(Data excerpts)
◇ ◇ ◇ ◇ ◇
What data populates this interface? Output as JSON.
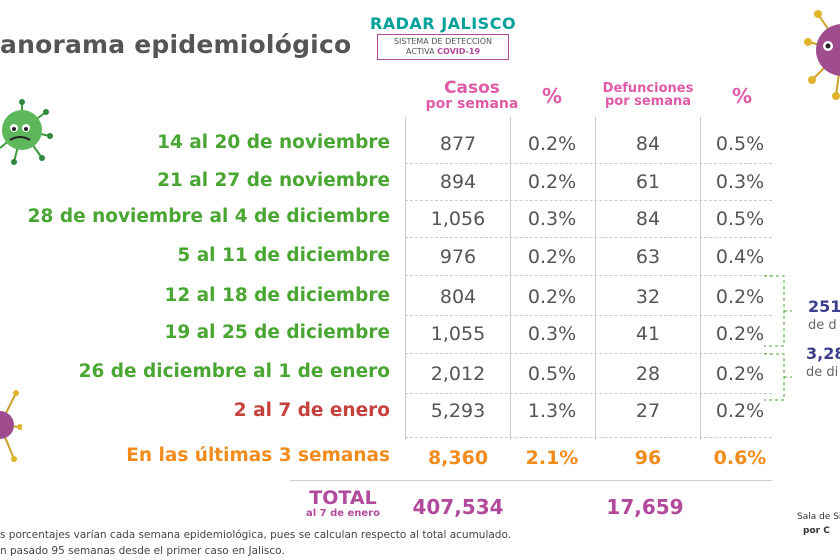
{
  "header": {
    "title": "anorama epidemiológico",
    "radar_name": "RADAR JALISCO",
    "radar_line1": "SISTEMA DE DETECCIÓN",
    "radar_line2": "ACTIVA",
    "radar_line2_bold": "COVID-19"
  },
  "table": {
    "col_cases_line1": "Casos",
    "col_cases_line2": "por semana",
    "col_cases_pct": "%",
    "col_deaths_line1": "Defunciones",
    "col_deaths_line2": "por semana",
    "col_deaths_pct": "%",
    "rows": [
      {
        "label": "14 al 20 de noviembre",
        "cases": "877",
        "cases_pct": "0.2%",
        "deaths": "84",
        "deaths_pct": "0.5%"
      },
      {
        "label": "21 al 27 de noviembre",
        "cases": "894",
        "cases_pct": "0.2%",
        "deaths": "61",
        "deaths_pct": "0.3%"
      },
      {
        "label": "28 de noviembre al 4 de diciembre",
        "cases": "1,056",
        "cases_pct": "0.3%",
        "deaths": "84",
        "deaths_pct": "0.5%"
      },
      {
        "label": "5 al 11 de diciembre",
        "cases": "976",
        "cases_pct": "0.2%",
        "deaths": "63",
        "deaths_pct": "0.4%"
      },
      {
        "label": "12 al 18 de diciembre",
        "cases": "804",
        "cases_pct": "0.2%",
        "deaths": "32",
        "deaths_pct": "0.2%"
      },
      {
        "label": "19 al 25 de diciembre",
        "cases": "1,055",
        "cases_pct": "0.3%",
        "deaths": "41",
        "deaths_pct": "0.2%"
      },
      {
        "label": "26 de diciembre al 1 de enero",
        "cases": "2,012",
        "cases_pct": "0.5%",
        "deaths": "28",
        "deaths_pct": "0.2%"
      },
      {
        "label": "2 al 7 de enero",
        "cases": "5,293",
        "cases_pct": "1.3%",
        "deaths": "27",
        "deaths_pct": "0.2%"
      }
    ],
    "summary": {
      "label": "En las últimas 3 semanas",
      "cases": "8,360",
      "cases_pct": "2.1%",
      "deaths": "96",
      "deaths_pct": "0.6%"
    },
    "total_label": "TOTAL",
    "total_sub": "al 7 de enero",
    "total_cases": "407,534",
    "total_deaths": "17,659"
  },
  "side_notes": [
    {
      "value": "251",
      "sub": "de d"
    },
    {
      "value": "3,28",
      "sub": "de di"
    }
  ],
  "footer": {
    "line1": "s porcentajes varían cada semana epidemiológica, pues se calculan respecto al total acumulado.",
    "line2": "n pasado 95 semanas desde el primer caso en Jalisco.",
    "sala_line1": "Sala de Si",
    "sala_line2": "por C"
  },
  "colors": {
    "green": "#4aa632",
    "red": "#c6413b",
    "orange": "#f28c1c",
    "magenta": "#e05aa8",
    "purple": "#b24a9c",
    "teal": "#00a19a",
    "navy": "#3b3e8a"
  },
  "icons": [
    "virus-icon-top-left",
    "virus-icon-top-right",
    "virus-icon-bottom-left"
  ]
}
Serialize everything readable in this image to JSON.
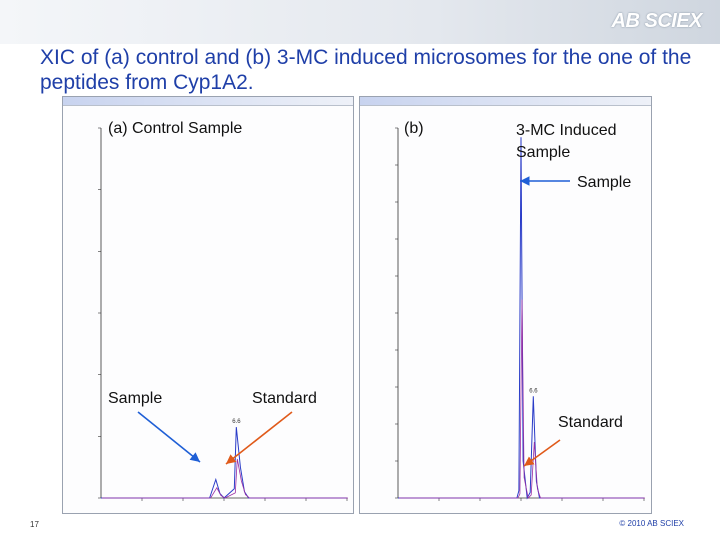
{
  "slide": {
    "title": "XIC of (a) control and (b) 3-MC induced microsomes for the one of the peptides from Cyp1A2.",
    "logo": "AB SCIEX",
    "slide_number": "17",
    "copyright": "© 2010 AB SCIEX"
  },
  "colors": {
    "title": "#1f3fa8",
    "trace": "#2a3cc8",
    "trace_secondary": "#9b2fa3",
    "arrow_sample": "#1f5fd6",
    "arrow_standard": "#e05a1a"
  },
  "chart_data": [
    {
      "type": "line",
      "panel": "a",
      "caption": "(a)   Control Sample",
      "annotations": [
        {
          "text": "Sample",
          "arrow_color": "blue"
        },
        {
          "text": "Standard",
          "arrow_color": "orange"
        }
      ],
      "peak_label": "6.6",
      "xlim": [
        0,
        12
      ],
      "ylim": [
        0,
        120000
      ],
      "yticks": [
        0,
        20000,
        40000,
        60000,
        80000,
        100000,
        120000
      ],
      "xticks": [
        2,
        4,
        6,
        8,
        10,
        12
      ],
      "series": [
        {
          "values": [
            [
              0,
              0
            ],
            [
              5.0,
              0
            ],
            [
              5.3,
              0
            ],
            [
              5.6,
              6000
            ],
            [
              5.8,
              1500
            ],
            [
              6.0,
              0
            ],
            [
              6.5,
              3000
            ],
            [
              6.6,
              23000
            ],
            [
              6.8,
              10000
            ],
            [
              7.0,
              2000
            ],
            [
              7.2,
              0
            ],
            [
              12,
              0
            ]
          ]
        }
      ]
    },
    {
      "type": "line",
      "panel": "b",
      "caption_left": "(b)",
      "caption_right": "3-MC Induced Sample",
      "annotations": [
        {
          "text": "Sample",
          "arrow_color": "blue"
        },
        {
          "text": "Standard",
          "arrow_color": "orange"
        }
      ],
      "peak_label": "6.6",
      "xlim": [
        0,
        12
      ],
      "ylim": [
        0,
        2000000
      ],
      "xticks": [
        2,
        4,
        6,
        8,
        10,
        12
      ],
      "series": [
        {
          "values": [
            [
              0,
              0
            ],
            [
              5.5,
              0
            ],
            [
              5.8,
              0
            ],
            [
              5.9,
              40000
            ],
            [
              6.0,
              1950000
            ],
            [
              6.1,
              200000
            ],
            [
              6.3,
              0
            ],
            [
              6.45,
              30000
            ],
            [
              6.6,
              550000
            ],
            [
              6.75,
              90000
            ],
            [
              6.9,
              0
            ],
            [
              12,
              0
            ]
          ]
        }
      ]
    }
  ]
}
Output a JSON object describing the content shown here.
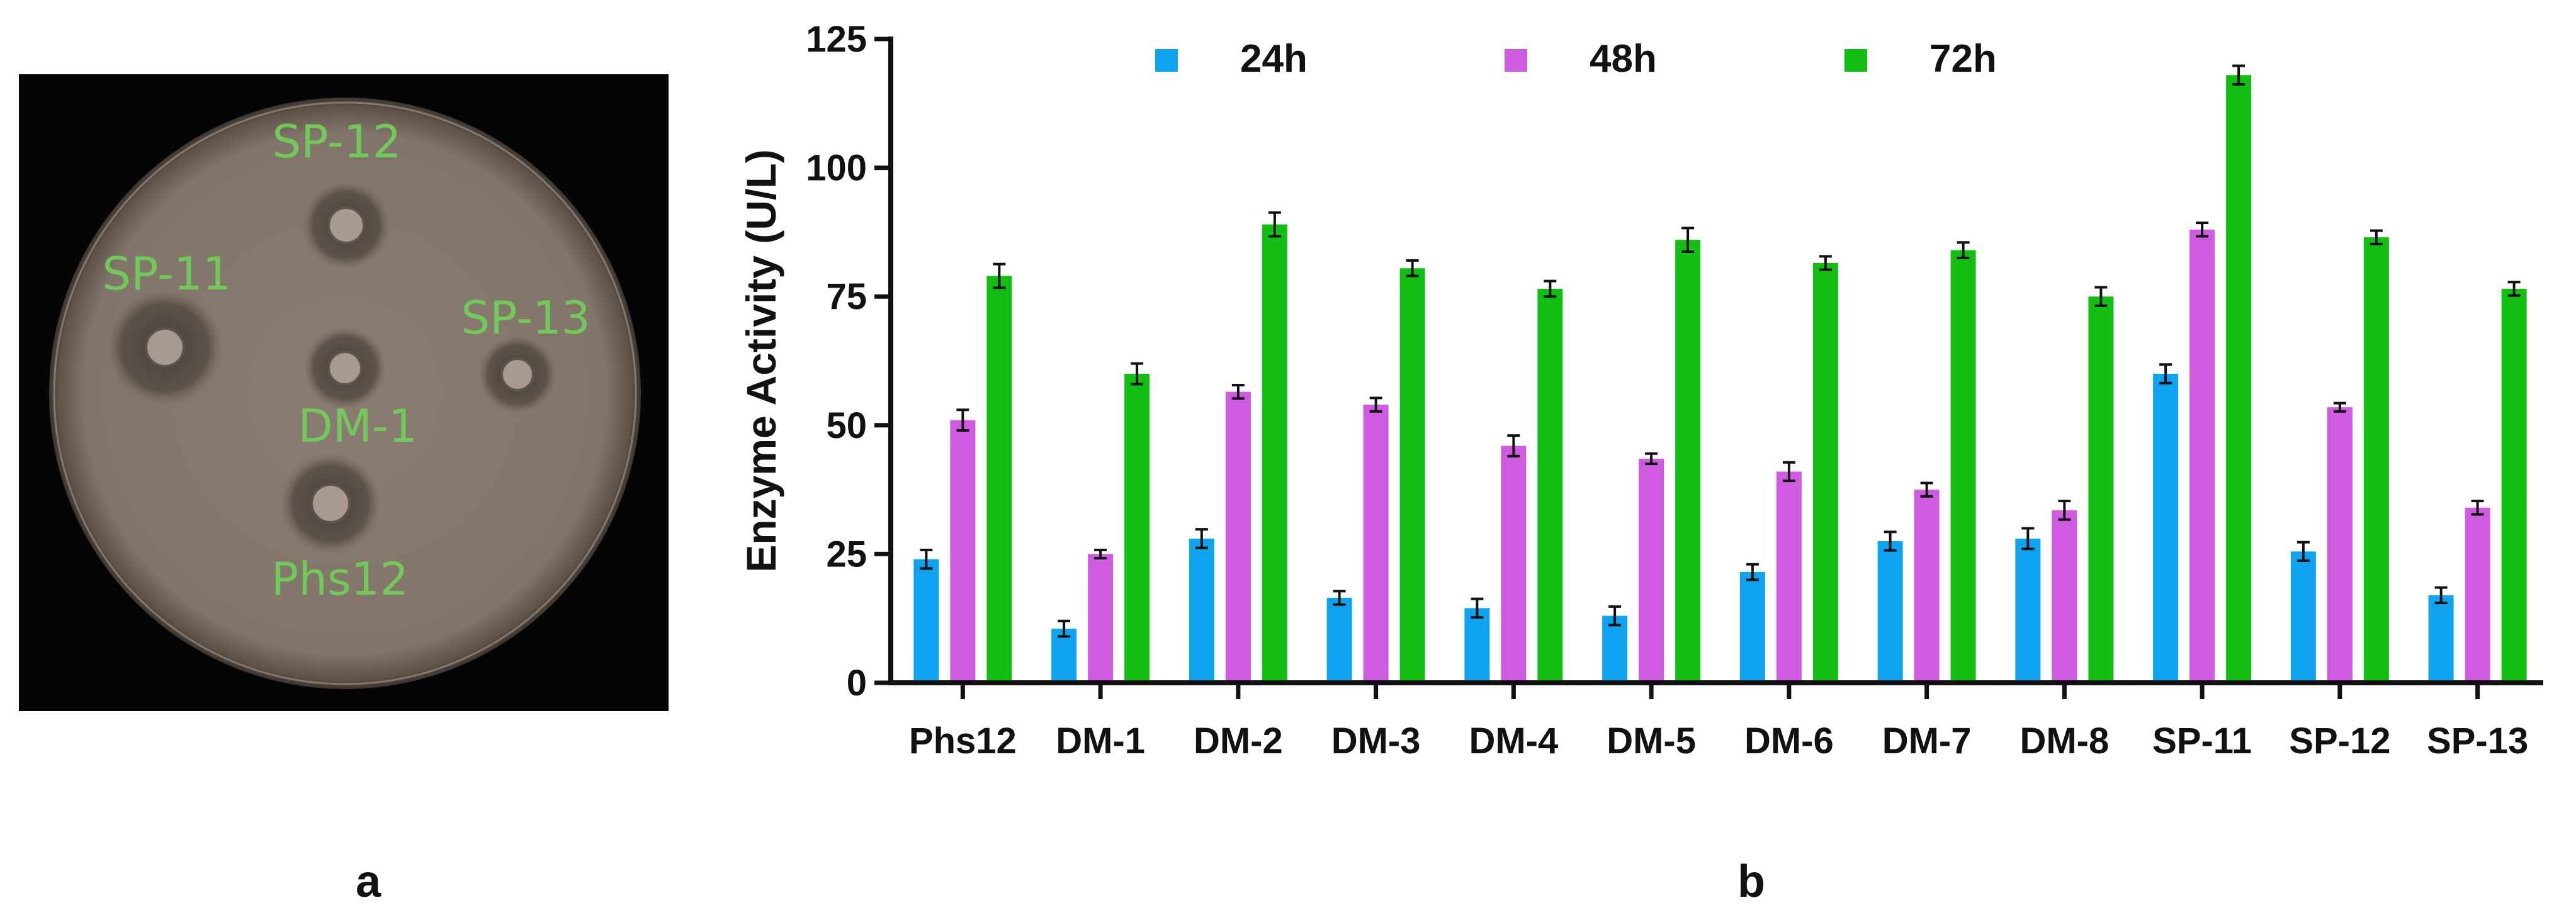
◇ ◇ ◇ ◇ ◇
§ WORK ORDER: Look through the data and show every line containing "diciembre".

§ WRITTEN ANSWER:
        "label": "28 de noviembre al 4 de diciembre",
        "label": "5 al 11 de diciembre",
        "label": "12 al 18 de diciembre",
        "label": "19 al 25 de diciembre",
        "label": "26 de diciembre al 1 de enero",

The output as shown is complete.